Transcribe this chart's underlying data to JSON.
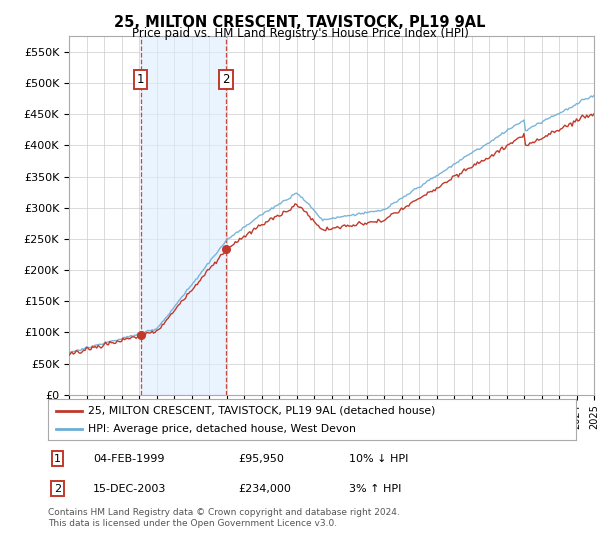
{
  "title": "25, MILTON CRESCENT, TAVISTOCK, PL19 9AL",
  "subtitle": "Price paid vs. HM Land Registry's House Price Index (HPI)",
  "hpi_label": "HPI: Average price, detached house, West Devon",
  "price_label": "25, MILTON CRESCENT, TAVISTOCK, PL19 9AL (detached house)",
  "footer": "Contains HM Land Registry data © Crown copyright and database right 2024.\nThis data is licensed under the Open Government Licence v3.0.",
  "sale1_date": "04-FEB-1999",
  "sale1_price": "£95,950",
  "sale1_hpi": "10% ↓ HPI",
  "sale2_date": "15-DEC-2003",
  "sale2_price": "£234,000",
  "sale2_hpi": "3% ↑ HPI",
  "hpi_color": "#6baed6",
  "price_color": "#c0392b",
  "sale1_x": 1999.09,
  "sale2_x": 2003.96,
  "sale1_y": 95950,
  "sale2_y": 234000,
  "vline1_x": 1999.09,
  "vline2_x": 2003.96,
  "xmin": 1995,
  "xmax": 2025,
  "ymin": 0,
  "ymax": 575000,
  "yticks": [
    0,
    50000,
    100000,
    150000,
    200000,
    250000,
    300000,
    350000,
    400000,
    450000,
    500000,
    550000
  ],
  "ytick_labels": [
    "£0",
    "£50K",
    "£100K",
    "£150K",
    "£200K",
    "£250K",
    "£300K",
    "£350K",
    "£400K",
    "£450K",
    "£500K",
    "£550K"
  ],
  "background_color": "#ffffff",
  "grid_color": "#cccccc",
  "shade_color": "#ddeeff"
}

◇ ◇ ◇ ◇

Find the word "CRESCENT" in the material, then list each line that holds it.

  "title": "25, MILTON CRESCENT, TAVISTOCK, PL19 9AL",
  "price_label": "25, MILTON CRESCENT, TAVISTOCK, PL19 9AL (detached house)",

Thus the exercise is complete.